Items from a data source:
------------------------------------------------------------------------

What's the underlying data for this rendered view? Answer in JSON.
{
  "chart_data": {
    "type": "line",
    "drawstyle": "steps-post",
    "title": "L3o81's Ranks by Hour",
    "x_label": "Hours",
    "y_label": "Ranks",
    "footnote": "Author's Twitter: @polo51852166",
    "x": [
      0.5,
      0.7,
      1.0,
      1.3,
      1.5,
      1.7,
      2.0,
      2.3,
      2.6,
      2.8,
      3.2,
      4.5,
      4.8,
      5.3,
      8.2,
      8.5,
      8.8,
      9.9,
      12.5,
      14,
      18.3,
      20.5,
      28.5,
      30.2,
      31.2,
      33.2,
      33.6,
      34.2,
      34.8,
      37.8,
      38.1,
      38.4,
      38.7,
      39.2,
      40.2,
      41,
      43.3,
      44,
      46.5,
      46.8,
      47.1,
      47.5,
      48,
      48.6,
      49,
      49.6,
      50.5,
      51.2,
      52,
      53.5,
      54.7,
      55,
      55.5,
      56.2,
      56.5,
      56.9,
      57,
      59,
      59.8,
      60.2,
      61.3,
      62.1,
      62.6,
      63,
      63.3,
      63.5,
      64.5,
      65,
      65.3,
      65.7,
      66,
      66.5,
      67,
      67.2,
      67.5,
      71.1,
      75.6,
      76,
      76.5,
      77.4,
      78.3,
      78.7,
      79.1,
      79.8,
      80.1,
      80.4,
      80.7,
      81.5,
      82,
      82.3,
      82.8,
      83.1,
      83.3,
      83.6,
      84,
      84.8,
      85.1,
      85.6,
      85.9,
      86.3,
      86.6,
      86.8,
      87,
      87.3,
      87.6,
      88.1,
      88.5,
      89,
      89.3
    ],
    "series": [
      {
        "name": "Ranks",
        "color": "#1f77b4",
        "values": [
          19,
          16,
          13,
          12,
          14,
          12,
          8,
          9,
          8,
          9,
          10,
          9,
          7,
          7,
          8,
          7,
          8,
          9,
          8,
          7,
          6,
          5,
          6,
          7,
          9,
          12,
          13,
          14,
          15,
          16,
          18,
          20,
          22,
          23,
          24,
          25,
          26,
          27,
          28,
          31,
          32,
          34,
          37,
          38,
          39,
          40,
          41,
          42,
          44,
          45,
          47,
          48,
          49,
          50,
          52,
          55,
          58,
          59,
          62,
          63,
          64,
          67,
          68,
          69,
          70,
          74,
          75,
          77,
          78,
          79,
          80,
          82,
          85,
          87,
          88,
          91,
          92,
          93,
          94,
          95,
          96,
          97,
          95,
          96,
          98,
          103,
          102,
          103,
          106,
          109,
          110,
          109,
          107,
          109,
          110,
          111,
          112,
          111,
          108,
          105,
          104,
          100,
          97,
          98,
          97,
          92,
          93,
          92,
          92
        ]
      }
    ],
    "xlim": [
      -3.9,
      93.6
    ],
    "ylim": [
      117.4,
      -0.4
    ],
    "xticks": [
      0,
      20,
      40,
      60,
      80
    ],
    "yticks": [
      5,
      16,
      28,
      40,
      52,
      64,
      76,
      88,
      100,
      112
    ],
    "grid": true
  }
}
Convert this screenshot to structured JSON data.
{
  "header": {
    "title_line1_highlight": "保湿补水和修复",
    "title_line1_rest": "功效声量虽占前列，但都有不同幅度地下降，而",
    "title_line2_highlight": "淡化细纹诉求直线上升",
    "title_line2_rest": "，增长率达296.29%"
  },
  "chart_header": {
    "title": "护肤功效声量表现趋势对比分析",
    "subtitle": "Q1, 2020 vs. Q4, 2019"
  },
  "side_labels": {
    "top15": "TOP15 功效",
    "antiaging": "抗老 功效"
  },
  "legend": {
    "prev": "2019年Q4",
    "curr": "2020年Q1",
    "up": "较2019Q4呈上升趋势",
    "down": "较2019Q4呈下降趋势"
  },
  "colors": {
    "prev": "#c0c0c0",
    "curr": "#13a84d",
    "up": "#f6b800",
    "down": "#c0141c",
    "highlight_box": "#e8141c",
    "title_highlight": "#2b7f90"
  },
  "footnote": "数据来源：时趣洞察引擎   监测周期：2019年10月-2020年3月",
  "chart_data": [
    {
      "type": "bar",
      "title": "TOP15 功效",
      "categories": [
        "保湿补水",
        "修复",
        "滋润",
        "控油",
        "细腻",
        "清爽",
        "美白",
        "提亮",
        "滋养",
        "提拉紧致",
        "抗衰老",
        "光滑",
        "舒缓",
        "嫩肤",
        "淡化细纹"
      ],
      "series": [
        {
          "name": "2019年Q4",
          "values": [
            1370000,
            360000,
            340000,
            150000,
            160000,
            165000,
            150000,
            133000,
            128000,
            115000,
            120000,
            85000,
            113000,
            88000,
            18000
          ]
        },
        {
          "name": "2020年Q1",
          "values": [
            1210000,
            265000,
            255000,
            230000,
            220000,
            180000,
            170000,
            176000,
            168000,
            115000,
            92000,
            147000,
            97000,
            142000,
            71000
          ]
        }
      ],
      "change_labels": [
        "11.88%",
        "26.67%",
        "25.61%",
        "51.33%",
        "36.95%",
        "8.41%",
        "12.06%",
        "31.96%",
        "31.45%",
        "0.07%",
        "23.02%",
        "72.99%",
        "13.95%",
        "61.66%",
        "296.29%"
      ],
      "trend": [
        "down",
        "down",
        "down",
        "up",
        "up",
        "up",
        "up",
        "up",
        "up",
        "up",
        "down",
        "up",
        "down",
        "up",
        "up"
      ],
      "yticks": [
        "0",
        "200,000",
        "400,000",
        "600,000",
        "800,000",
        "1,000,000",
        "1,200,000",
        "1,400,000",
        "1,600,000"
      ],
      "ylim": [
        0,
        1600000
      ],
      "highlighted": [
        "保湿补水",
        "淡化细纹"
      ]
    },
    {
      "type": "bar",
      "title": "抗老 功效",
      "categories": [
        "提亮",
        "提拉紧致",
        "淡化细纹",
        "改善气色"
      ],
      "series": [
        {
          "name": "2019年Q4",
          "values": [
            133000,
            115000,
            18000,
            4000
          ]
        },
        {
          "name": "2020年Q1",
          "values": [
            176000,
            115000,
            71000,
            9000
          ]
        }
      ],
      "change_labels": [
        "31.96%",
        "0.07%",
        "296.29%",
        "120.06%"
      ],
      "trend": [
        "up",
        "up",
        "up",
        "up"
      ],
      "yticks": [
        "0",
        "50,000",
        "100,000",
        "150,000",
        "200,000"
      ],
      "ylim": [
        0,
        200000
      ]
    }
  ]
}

------------------------------------------------------------------------

Task instructions ::
Take the entries above and transcribe them exactly.

Solved problem ::
What's the underlying data for this rendered view? Answer in JSON.
{
  "chart_data": {
    "type": "line",
    "drawstyle": "steps-post",
    "title": "L3o81's Ranks by Hour",
    "x_label": "Hours",
    "y_label": "Ranks",
    "footnote": "Author's Twitter: @polo51852166",
    "x": [
      0.5,
      0.7,
      1.0,
      1.3,
      1.5,
      1.7,
      2.0,
      2.3,
      2.6,
      2.8,
      3.2,
      4.5,
      4.8,
      5.3,
      8.2,
      8.5,
      8.8,
      9.9,
      12.5,
      14,
      18.3,
      20.5,
      28.5,
      30.2,
      31.2,
      33.2,
      33.6,
      34.2,
      34.8,
      37.8,
      38.1,
      38.4,
      38.7,
      39.2,
      40.2,
      41,
      43.3,
      44,
      46.5,
      46.8,
      47.1,
      47.5,
      48,
      48.6,
      49,
      49.6,
      50.5,
      51.2,
      52,
      53.5,
      54.7,
      55,
      55.5,
      56.2,
      56.5,
      56.9,
      57,
      59,
      59.8,
      60.2,
      61.3,
      62.1,
      62.6,
      63,
      63.3,
      63.5,
      64.5,
      65,
      65.3,
      65.7,
      66,
      66.5,
      67,
      67.2,
      67.5,
      71.1,
      75.6,
      76,
      76.5,
      77.4,
      78.3,
      78.7,
      79.1,
      79.8,
      80.1,
      80.4,
      80.7,
      81.5,
      82,
      82.3,
      82.8,
      83.1,
      83.3,
      83.6,
      84,
      84.8,
      85.1,
      85.6,
      85.9,
      86.3,
      86.6,
      86.8,
      87,
      87.3,
      87.6,
      88.1,
      88.5,
      89,
      89.3
    ],
    "series": [
      {
        "name": "Ranks",
        "color": "#1f77b4",
        "values": [
          19,
          16,
          13,
          12,
          14,
          12,
          8,
          9,
          8,
          9,
          10,
          9,
          7,
          7,
          8,
          7,
          8,
          9,
          8,
          7,
          6,
          5,
          6,
          7,
          9,
          12,
          13,
          14,
          15,
          16,
          18,
          20,
          22,
          23,
          24,
          25,
          26,
          27,
          28,
          31,
          32,
          34,
          37,
          38,
          39,
          40,
          41,
          42,
          44,
          45,
          47,
          48,
          49,
          50,
          52,
          55,
          58,
          59,
          62,
          63,
          64,
          67,
          68,
          69,
          70,
          74,
          75,
          77,
          78,
          79,
          80,
          82,
          85,
          87,
          88,
          91,
          92,
          93,
          94,
          95,
          96,
          97,
          95,
          96,
          98,
          103,
          102,
          103,
          106,
          109,
          110,
          109,
          107,
          109,
          110,
          111,
          112,
          111,
          108,
          105,
          104,
          100,
          97,
          98,
          97,
          92,
          93,
          92,
          92
        ]
      }
    ],
    "xlim": [
      -3.9,
      93.6
    ],
    "ylim": [
      117.4,
      -0.4
    ],
    "xticks": [
      0,
      20,
      40,
      60,
      80
    ],
    "yticks": [
      5,
      16,
      28,
      40,
      52,
      64,
      76,
      88,
      100,
      112
    ],
    "grid": true
  }
}
Convert this screenshot to structured JSON data.
{
  "header": {
    "title_line1_highlight": "保湿补水和修复",
    "title_line1_rest": "功效声量虽占前列，但都有不同幅度地下降，而",
    "title_line2_highlight": "淡化细纹诉求直线上升",
    "title_line2_rest": "，增长率达296.29%"
  },
  "chart_header": {
    "title": "护肤功效声量表现趋势对比分析",
    "subtitle": "Q1, 2020 vs. Q4, 2019"
  },
  "side_labels": {
    "top15": "TOP15 功效",
    "antiaging": "抗老 功效"
  },
  "legend": {
    "prev": "2019年Q4",
    "curr": "2020年Q1",
    "up": "较2019Q4呈上升趋势",
    "down": "较2019Q4呈下降趋势"
  },
  "colors": {
    "prev": "#c0c0c0",
    "curr": "#13a84d",
    "up": "#f6b800",
    "down": "#c0141c",
    "highlight_box": "#e8141c",
    "title_highlight": "#2b7f90"
  },
  "footnote": "数据来源：时趣洞察引擎   监测周期：2019年10月-2020年3月",
  "chart_data": [
    {
      "type": "bar",
      "title": "TOP15 功效",
      "categories": [
        "保湿补水",
        "修复",
        "滋润",
        "控油",
        "细腻",
        "清爽",
        "美白",
        "提亮",
        "滋养",
        "提拉紧致",
        "抗衰老",
        "光滑",
        "舒缓",
        "嫩肤",
        "淡化细纹"
      ],
      "series": [
        {
          "name": "2019年Q4",
          "values": [
            1370000,
            360000,
            340000,
            150000,
            160000,
            165000,
            150000,
            133000,
            128000,
            115000,
            120000,
            85000,
            113000,
            88000,
            18000
          ]
        },
        {
          "name": "2020年Q1",
          "values": [
            1210000,
            265000,
            255000,
            230000,
            220000,
            180000,
            170000,
            176000,
            168000,
            115000,
            92000,
            147000,
            97000,
            142000,
            71000
          ]
        }
      ],
      "change_labels": [
        "11.88%",
        "26.67%",
        "25.61%",
        "51.33%",
        "36.95%",
        "8.41%",
        "12.06%",
        "31.96%",
        "31.45%",
        "0.07%",
        "23.02%",
        "72.99%",
        "13.95%",
        "61.66%",
        "296.29%"
      ],
      "trend": [
        "down",
        "down",
        "down",
        "up",
        "up",
        "up",
        "up",
        "up",
        "up",
        "up",
        "down",
        "up",
        "down",
        "up",
        "up"
      ],
      "yticks": [
        "0",
        "200,000",
        "400,000",
        "600,000",
        "800,000",
        "1,000,000",
        "1,200,000",
        "1,400,000",
        "1,600,000"
      ],
      "ylim": [
        0,
        1600000
      ],
      "highlighted": [
        "保湿补水",
        "淡化细纹"
      ]
    },
    {
      "type": "bar",
      "title": "抗老 功效",
      "categories": [
        "提亮",
        "提拉紧致",
        "淡化细纹",
        "改善气色"
      ],
      "series": [
        {
          "name": "2019年Q4",
          "values": [
            133000,
            115000,
            18000,
            4000
          ]
        },
        {
          "name": "2020年Q1",
          "values": [
            176000,
            115000,
            71000,
            9000
          ]
        }
      ],
      "change_labels": [
        "31.96%",
        "0.07%",
        "296.29%",
        "120.06%"
      ],
      "trend": [
        "up",
        "up",
        "up",
        "up"
      ],
      "yticks": [
        "0",
        "50,000",
        "100,000",
        "150,000",
        "200,000"
      ],
      "ylim": [
        0,
        200000
      ]
    }
  ]
}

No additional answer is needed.